*Description of the task*
Repeat each record exactly. Any picture gets left out.

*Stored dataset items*

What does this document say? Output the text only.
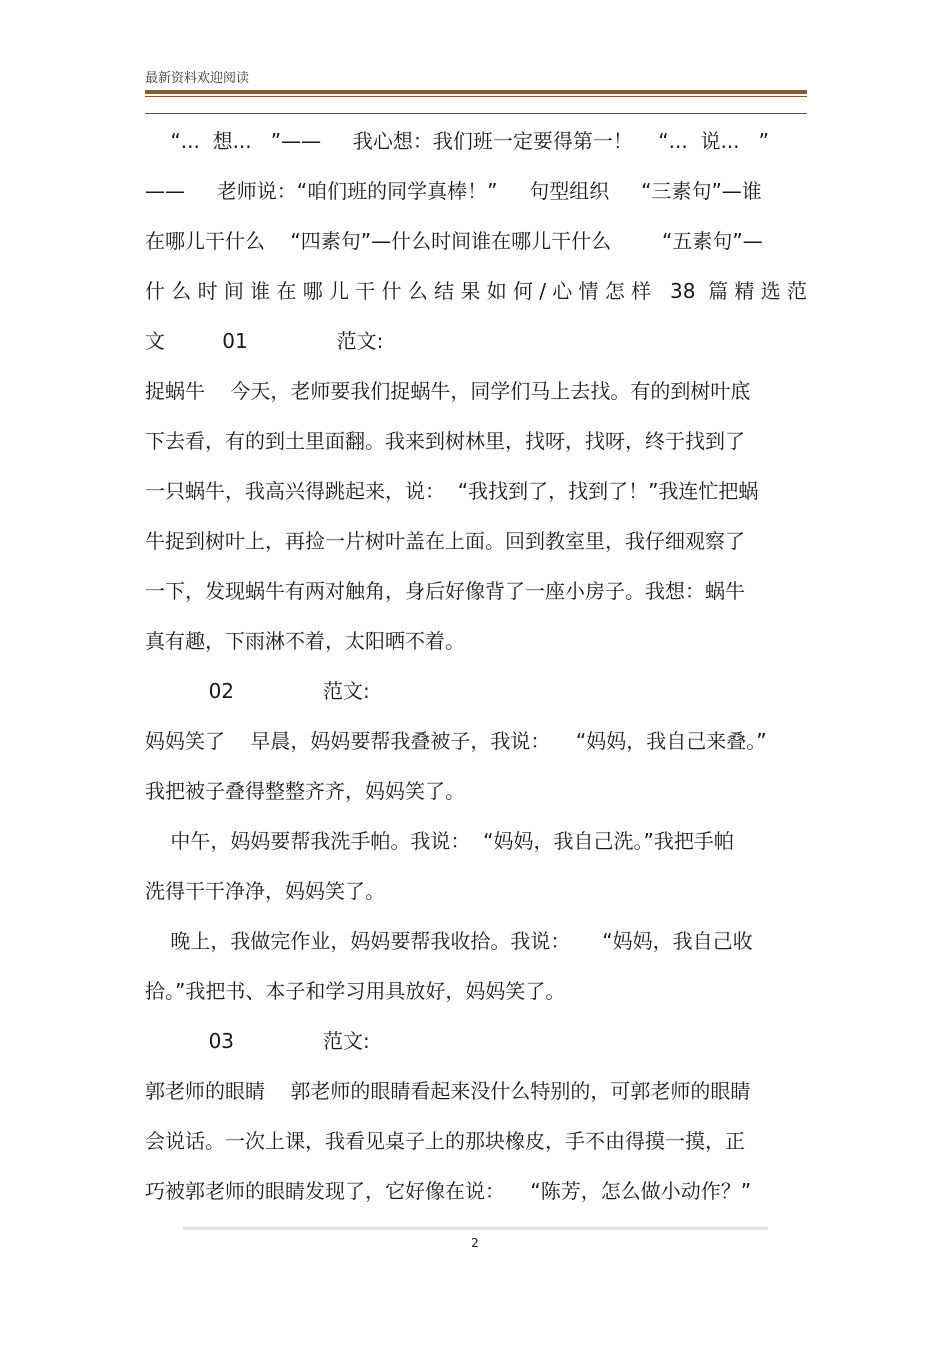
最新资料欢迎阅读
“...  想...   ”——     我心想：我们班一定要得第一！    “...  说...   ”
——     老师说：“咱们班的同学真棒！”     句型组织     “三素句”—谁
在哪儿干什么    “四素句”—什么时间谁在哪儿干什么        “五素句”—
什么时间谁在哪儿干什么结果如何/心情怎样 38 篇精选范
文         01              范文:
捉蜗牛    今天，老师要我们捉蜗牛，同学们马上去找。有的到树叶底
下去看，有的到土里面翻。我来到树林里，找呀，找呀，终于找到了
一只蜗牛，我高兴得跳起来，说：  “我找到了，找到了！”我连忙把蜗
牛捉到树叶上，再捡一片树叶盖在上面。回到教室里，我仔细观察了
一下，发现蜗牛有两对触角，身后好像背了一座小房子。我想：蜗牛
真有趣，下雨淋不着，太阳晒不着。
02              范文:
妈妈笑了    早晨，妈妈要帮我叠被子，我说：    “妈妈，我自己来叠。”
我把被子叠得整整齐齐，妈妈笑了。
中午，妈妈要帮我洗手帕。我说：  “妈妈，我自己洗。”我把手帕
洗得干干净净，妈妈笑了。
晚上，我做完作业，妈妈要帮我收拾。我说：     “妈妈，我自己收
拾。”我把书、本子和学习用具放好，妈妈笑了。
03              范文:
郭老师的眼睛    郭老师的眼睛看起来没什么特别的，可郭老师的眼睛
会说话。一次上课，我看见桌子上的那块橡皮，手不由得摸一摸，正
巧被郭老师的眼睛发现了，它好像在说：    “陈芳，怎么做小动作？”
2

*Result of the task*
What does this document say? Output the text only.
最新资料欢迎阅读
“...  想...   ”——     我心想：我们班一定要得第一！    “...  说...   ”
——     老师说：“咱们班的同学真棒！”     句型组织     “三素句”—谁
在哪儿干什么    “四素句”—什么时间谁在哪儿干什么        “五素句”—
什么时间谁在哪儿干什么结果如何/心情怎样 38 篇精选范
文         01              范文:
捉蜗牛    今天，老师要我们捉蜗牛，同学们马上去找。有的到树叶底
下去看，有的到土里面翻。我来到树林里，找呀，找呀，终于找到了
一只蜗牛，我高兴得跳起来，说：  “我找到了，找到了！”我连忙把蜗
牛捉到树叶上，再捡一片树叶盖在上面。回到教室里，我仔细观察了
一下，发现蜗牛有两对触角，身后好像背了一座小房子。我想：蜗牛
真有趣，下雨淋不着，太阳晒不着。
02              范文:
妈妈笑了    早晨，妈妈要帮我叠被子，我说：    “妈妈，我自己来叠。”
我把被子叠得整整齐齐，妈妈笑了。
中午，妈妈要帮我洗手帕。我说：  “妈妈，我自己洗。”我把手帕
洗得干干净净，妈妈笑了。
晚上，我做完作业，妈妈要帮我收拾。我说：     “妈妈，我自己收
拾。”我把书、本子和学习用具放好，妈妈笑了。
03              范文:
郭老师的眼睛    郭老师的眼睛看起来没什么特别的，可郭老师的眼睛
会说话。一次上课，我看见桌子上的那块橡皮，手不由得摸一摸，正
巧被郭老师的眼睛发现了，它好像在说：    “陈芳，怎么做小动作？”
2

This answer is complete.